**Data to process:**
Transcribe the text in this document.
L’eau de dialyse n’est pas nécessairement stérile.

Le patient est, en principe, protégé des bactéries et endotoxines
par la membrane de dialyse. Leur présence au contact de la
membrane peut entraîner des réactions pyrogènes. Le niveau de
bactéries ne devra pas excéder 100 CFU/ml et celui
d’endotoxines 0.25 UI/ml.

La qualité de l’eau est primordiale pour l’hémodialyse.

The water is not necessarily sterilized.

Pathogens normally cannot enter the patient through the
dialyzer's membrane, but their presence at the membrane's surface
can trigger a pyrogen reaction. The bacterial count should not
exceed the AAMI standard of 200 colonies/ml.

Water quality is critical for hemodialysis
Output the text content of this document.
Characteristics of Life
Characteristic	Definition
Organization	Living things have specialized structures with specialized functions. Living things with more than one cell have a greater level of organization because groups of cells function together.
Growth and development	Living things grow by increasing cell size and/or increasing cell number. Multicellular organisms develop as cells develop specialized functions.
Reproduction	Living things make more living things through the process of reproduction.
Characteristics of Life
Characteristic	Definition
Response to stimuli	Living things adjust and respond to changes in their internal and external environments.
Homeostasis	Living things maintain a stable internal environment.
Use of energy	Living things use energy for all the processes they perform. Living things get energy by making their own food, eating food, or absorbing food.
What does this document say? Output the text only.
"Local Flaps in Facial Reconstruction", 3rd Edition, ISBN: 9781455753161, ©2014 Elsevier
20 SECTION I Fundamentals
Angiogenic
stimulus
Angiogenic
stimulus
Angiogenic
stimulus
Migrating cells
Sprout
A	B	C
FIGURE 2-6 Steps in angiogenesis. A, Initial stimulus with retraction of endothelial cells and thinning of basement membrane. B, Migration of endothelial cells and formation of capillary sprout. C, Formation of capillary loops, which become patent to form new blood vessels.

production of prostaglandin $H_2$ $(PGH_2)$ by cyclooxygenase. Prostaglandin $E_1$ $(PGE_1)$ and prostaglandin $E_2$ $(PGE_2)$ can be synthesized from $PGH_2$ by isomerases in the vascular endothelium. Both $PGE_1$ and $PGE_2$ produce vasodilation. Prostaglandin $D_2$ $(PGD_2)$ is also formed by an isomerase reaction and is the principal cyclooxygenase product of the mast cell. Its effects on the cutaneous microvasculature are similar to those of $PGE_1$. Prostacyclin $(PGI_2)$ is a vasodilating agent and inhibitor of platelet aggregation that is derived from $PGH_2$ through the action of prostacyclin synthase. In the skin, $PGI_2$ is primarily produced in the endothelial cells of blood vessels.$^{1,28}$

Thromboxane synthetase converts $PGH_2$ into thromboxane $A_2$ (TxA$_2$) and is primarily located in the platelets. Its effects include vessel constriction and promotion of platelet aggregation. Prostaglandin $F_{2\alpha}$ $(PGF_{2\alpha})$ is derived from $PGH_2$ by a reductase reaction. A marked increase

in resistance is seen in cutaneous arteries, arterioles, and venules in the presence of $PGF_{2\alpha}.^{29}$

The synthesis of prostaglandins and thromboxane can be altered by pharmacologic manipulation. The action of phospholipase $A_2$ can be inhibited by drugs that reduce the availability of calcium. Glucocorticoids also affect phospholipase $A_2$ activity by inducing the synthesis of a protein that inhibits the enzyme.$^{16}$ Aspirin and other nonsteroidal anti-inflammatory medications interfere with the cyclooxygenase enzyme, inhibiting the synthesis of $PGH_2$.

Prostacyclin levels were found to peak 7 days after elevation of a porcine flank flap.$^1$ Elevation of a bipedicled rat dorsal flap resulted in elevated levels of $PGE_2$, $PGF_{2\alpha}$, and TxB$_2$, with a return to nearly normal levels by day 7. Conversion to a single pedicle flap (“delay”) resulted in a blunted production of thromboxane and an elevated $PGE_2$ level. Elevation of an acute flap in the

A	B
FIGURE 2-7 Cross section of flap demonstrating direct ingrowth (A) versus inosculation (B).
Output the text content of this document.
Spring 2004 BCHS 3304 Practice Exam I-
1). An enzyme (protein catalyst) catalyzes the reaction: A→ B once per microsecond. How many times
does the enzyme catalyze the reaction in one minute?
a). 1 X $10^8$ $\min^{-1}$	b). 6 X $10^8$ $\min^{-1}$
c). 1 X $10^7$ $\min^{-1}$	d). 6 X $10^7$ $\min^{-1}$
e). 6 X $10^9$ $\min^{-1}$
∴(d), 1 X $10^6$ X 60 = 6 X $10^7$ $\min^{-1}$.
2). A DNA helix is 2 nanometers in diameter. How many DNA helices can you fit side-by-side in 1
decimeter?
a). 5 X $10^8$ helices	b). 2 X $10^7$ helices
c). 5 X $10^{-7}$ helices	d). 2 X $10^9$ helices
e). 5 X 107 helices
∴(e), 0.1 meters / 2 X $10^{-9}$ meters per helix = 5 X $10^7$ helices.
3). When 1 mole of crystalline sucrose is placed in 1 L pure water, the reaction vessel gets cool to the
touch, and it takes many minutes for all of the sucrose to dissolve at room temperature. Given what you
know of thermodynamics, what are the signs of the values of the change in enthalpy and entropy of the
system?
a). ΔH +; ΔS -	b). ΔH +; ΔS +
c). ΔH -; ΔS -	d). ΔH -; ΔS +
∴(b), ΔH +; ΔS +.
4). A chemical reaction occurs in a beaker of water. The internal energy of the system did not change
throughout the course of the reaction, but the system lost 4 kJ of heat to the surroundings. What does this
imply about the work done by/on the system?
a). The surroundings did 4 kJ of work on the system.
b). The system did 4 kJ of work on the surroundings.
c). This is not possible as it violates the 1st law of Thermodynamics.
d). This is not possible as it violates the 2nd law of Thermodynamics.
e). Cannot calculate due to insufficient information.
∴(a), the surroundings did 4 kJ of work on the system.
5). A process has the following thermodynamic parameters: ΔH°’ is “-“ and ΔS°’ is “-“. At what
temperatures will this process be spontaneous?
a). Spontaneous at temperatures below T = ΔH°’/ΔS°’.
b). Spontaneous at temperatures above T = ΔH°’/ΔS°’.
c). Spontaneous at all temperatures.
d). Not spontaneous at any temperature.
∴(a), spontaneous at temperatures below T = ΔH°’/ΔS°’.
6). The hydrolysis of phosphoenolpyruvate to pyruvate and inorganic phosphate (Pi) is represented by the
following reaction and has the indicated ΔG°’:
--
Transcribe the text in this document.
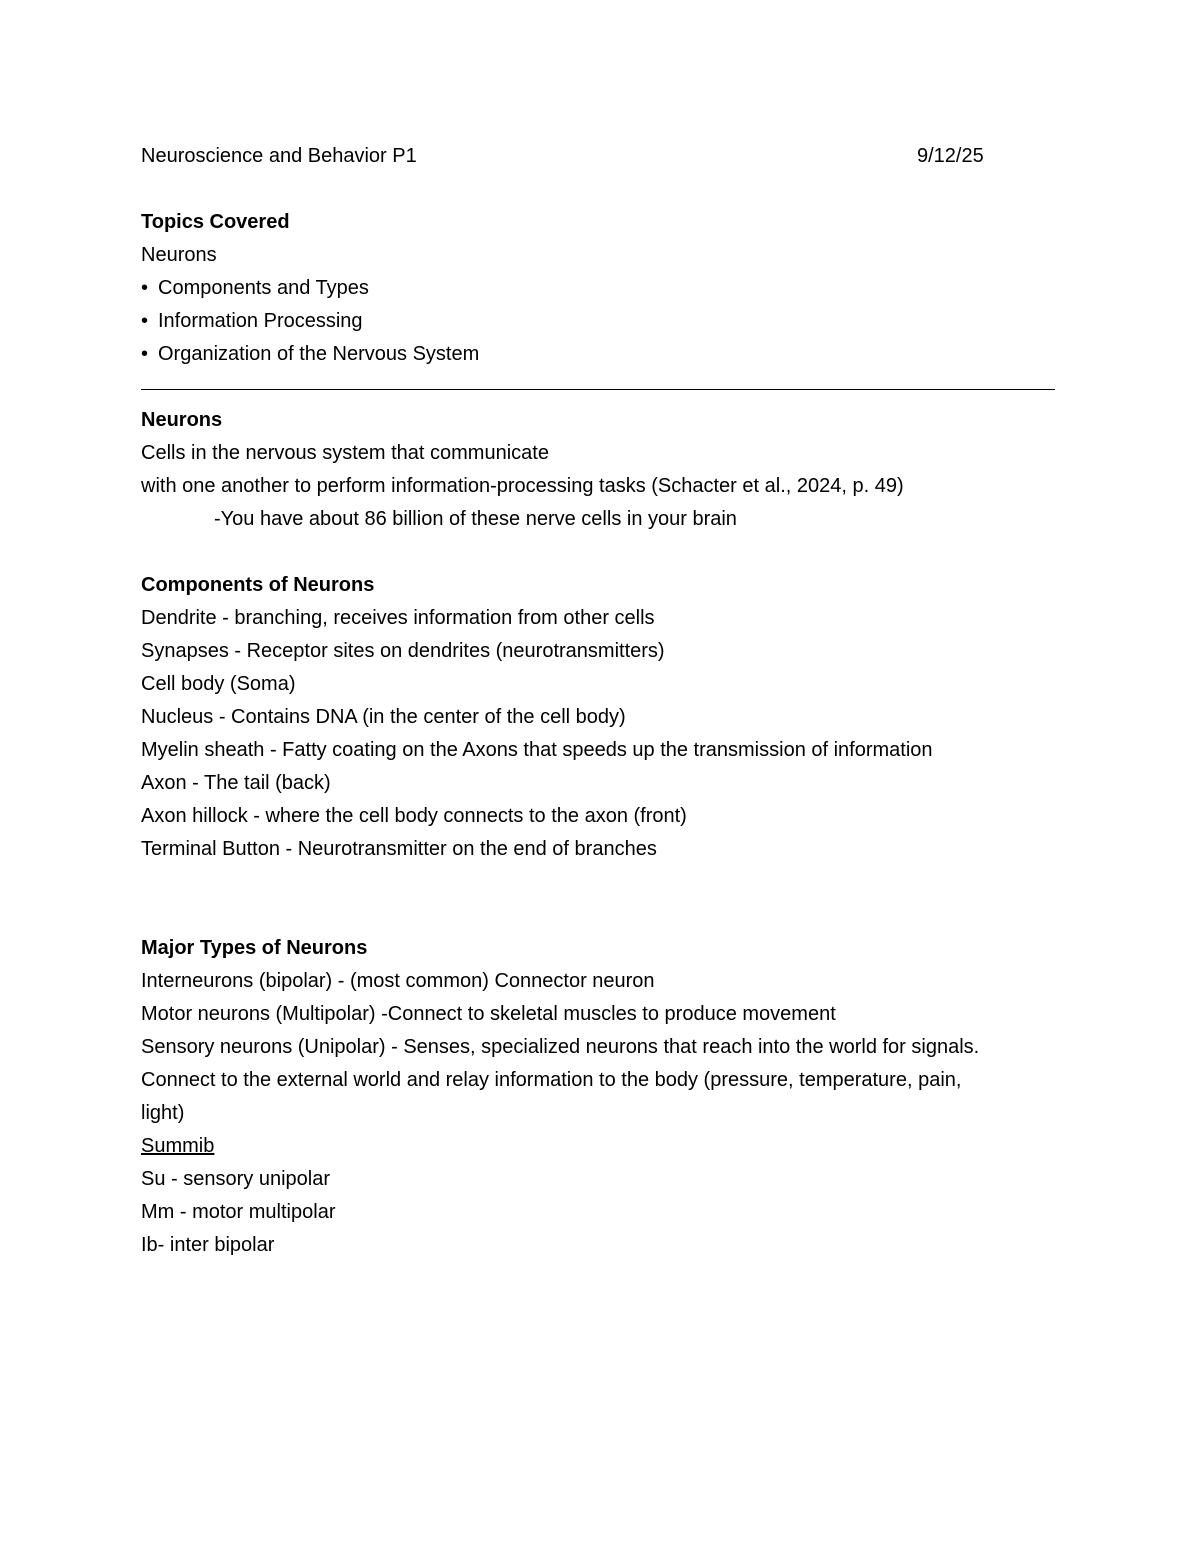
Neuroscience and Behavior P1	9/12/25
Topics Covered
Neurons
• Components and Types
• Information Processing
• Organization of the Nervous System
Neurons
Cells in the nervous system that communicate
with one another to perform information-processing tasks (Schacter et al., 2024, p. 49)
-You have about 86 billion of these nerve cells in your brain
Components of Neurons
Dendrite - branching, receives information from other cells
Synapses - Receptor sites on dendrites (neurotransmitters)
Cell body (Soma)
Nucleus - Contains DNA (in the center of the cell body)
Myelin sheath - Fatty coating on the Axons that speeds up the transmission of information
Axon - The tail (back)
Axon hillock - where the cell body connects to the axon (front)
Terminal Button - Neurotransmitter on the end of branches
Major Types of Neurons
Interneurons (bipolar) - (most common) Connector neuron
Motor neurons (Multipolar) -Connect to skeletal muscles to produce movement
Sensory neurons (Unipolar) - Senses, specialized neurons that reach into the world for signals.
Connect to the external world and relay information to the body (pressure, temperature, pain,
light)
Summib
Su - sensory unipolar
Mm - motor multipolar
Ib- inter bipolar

**Instructions to follow:** Within the data above, how many lines contain "external"? Respond with the tally alone.

**Exercise result:** 2